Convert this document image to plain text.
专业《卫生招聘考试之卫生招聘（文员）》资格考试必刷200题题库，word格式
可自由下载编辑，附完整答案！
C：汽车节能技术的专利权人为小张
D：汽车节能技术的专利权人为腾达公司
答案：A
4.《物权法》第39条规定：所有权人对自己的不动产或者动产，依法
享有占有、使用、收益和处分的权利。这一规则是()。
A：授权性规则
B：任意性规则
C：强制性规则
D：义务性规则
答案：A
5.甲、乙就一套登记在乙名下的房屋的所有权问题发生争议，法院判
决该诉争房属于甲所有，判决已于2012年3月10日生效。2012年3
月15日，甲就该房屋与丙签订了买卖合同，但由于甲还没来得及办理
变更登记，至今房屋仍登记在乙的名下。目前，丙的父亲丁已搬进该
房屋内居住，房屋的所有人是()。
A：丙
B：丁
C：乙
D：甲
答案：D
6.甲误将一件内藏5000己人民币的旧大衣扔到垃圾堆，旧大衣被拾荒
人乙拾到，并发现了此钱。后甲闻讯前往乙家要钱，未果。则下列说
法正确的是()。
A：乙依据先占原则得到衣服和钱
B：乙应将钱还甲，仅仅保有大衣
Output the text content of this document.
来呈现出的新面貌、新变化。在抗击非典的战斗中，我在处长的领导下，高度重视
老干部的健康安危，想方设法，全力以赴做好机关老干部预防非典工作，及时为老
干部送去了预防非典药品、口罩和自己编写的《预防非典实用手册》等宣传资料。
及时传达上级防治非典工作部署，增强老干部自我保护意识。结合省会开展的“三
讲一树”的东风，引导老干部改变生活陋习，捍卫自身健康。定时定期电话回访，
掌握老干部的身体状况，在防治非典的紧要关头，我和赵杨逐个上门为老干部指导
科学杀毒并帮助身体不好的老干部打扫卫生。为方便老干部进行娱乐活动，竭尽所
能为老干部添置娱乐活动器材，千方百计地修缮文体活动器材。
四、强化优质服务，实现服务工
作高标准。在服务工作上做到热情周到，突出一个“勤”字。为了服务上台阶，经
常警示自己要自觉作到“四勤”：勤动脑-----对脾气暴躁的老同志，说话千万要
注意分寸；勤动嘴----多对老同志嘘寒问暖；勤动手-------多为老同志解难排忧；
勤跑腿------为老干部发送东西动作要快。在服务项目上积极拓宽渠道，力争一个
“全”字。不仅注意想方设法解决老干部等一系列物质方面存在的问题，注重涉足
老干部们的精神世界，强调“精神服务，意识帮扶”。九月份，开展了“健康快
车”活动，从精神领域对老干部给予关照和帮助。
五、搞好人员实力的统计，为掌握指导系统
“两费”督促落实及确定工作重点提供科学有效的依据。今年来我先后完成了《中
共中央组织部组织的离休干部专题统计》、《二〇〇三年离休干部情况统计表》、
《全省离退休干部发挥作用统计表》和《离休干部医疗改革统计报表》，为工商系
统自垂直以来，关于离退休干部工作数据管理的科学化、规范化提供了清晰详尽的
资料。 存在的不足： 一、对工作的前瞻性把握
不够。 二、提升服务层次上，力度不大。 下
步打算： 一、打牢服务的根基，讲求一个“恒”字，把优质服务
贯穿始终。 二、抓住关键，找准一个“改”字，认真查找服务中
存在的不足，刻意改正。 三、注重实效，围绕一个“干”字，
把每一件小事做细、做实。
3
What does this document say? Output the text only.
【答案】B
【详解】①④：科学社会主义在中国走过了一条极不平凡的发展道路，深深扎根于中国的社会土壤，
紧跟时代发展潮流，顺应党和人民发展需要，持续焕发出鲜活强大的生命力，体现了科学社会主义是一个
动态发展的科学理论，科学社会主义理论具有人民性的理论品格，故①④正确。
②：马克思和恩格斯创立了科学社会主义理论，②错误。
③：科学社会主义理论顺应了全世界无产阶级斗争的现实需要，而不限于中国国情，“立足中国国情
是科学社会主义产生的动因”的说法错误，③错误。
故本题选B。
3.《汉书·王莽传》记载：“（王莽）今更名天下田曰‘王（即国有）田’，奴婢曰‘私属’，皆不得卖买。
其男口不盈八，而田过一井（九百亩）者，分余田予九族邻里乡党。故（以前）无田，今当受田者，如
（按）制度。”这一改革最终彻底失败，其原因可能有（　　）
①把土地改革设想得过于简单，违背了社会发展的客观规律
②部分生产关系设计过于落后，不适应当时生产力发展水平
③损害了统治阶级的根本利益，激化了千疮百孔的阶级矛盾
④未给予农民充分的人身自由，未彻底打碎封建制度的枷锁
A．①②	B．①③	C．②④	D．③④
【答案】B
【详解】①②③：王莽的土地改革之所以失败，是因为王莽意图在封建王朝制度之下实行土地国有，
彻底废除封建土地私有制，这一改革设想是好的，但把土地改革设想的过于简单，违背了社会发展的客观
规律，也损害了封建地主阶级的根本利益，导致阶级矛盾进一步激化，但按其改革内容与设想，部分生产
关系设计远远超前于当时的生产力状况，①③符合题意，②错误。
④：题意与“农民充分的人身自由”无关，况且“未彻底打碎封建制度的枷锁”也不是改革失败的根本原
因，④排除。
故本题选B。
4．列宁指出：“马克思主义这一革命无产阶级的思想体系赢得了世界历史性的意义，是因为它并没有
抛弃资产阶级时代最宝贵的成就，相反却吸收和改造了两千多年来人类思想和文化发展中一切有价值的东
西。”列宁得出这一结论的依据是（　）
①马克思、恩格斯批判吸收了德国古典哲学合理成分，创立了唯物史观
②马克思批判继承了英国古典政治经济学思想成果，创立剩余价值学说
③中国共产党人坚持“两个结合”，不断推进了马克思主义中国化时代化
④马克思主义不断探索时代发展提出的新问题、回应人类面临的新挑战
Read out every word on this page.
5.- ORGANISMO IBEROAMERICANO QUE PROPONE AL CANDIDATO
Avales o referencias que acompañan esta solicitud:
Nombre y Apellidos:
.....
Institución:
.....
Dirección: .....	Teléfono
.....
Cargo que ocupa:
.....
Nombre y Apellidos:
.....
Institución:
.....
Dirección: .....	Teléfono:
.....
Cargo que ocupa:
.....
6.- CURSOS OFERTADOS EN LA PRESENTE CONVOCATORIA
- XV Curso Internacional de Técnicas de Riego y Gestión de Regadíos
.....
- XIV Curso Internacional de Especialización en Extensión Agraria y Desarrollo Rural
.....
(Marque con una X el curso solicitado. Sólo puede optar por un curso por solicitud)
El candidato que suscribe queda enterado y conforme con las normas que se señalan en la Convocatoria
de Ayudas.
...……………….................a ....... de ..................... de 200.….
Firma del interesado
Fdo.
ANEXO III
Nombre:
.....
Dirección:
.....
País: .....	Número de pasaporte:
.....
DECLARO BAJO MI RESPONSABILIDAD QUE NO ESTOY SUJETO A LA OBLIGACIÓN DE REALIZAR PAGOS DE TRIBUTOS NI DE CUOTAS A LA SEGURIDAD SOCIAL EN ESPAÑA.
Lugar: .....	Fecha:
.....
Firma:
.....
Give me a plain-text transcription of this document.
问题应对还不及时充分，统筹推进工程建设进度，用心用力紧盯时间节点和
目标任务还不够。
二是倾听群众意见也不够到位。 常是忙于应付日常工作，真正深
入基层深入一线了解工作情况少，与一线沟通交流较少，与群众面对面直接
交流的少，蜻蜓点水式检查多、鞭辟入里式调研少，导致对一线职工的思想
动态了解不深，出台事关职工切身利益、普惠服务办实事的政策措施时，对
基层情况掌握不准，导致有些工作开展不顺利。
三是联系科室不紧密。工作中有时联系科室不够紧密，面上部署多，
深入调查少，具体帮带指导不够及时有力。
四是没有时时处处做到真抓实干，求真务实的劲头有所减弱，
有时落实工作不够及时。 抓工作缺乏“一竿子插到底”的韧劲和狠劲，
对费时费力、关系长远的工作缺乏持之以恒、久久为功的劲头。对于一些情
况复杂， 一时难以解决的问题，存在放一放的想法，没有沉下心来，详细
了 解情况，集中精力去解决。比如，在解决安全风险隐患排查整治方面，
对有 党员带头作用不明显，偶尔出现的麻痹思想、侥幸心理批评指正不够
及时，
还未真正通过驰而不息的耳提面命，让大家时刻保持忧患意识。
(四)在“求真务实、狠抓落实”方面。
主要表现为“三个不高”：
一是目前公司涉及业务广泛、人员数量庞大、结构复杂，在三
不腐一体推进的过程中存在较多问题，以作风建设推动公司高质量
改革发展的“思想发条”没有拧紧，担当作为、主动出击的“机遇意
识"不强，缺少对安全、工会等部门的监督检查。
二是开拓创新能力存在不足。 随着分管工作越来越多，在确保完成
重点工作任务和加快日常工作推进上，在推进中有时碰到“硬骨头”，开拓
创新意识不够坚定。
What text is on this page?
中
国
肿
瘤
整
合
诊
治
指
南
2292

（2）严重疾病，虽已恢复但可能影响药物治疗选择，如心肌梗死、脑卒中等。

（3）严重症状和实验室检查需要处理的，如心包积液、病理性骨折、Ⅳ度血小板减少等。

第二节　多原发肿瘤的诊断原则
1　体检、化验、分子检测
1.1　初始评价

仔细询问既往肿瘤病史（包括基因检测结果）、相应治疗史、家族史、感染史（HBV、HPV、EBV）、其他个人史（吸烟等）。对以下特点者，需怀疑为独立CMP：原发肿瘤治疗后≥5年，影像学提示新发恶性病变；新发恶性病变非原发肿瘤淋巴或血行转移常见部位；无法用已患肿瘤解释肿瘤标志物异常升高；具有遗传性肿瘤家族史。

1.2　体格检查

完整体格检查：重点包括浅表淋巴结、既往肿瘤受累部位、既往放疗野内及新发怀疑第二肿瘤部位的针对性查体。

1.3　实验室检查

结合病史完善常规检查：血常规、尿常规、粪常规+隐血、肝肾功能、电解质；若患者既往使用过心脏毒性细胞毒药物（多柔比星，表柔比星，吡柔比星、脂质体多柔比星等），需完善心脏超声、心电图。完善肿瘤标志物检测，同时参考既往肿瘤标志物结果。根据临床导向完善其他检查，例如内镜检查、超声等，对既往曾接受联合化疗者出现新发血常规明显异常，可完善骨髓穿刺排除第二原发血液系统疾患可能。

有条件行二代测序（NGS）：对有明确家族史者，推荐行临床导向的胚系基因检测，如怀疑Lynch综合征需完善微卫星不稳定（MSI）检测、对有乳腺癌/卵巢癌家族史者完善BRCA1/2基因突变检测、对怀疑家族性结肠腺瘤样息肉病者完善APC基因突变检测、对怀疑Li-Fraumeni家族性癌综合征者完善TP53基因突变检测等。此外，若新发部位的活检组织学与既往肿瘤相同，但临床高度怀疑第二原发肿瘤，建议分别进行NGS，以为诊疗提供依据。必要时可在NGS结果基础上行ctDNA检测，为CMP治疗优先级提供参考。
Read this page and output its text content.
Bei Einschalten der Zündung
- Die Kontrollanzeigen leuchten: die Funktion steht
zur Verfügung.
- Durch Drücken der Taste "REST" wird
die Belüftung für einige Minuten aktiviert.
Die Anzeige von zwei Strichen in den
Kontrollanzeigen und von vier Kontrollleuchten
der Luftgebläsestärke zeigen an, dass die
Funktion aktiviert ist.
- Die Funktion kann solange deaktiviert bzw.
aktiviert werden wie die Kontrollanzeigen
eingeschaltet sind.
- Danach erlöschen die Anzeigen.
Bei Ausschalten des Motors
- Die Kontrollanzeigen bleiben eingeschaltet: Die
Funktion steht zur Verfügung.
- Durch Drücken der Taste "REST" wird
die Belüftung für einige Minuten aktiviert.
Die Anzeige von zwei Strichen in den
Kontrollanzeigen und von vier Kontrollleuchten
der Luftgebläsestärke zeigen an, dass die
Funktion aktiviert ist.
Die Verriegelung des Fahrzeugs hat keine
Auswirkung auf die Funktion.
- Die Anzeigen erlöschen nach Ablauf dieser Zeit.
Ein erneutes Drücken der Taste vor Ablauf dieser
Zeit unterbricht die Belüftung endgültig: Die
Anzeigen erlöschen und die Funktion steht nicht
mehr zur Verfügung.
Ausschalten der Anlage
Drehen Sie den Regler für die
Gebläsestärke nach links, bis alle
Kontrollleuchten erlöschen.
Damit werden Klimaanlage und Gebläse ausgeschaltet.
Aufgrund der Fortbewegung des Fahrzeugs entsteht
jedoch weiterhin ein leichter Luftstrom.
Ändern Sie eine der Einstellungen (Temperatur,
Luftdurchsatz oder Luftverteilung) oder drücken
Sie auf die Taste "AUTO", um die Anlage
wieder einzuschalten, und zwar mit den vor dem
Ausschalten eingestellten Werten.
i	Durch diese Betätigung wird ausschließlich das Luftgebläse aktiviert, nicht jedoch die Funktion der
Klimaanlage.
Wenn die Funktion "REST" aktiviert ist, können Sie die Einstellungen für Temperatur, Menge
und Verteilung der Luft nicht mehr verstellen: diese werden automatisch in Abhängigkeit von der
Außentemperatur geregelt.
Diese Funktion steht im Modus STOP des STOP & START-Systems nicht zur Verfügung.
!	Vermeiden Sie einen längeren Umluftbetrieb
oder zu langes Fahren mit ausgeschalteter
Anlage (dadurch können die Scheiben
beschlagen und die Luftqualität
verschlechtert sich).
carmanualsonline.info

### [Problem]
Write down the number of lines where the word "können" appears, and nothing further.

### [Result below]
2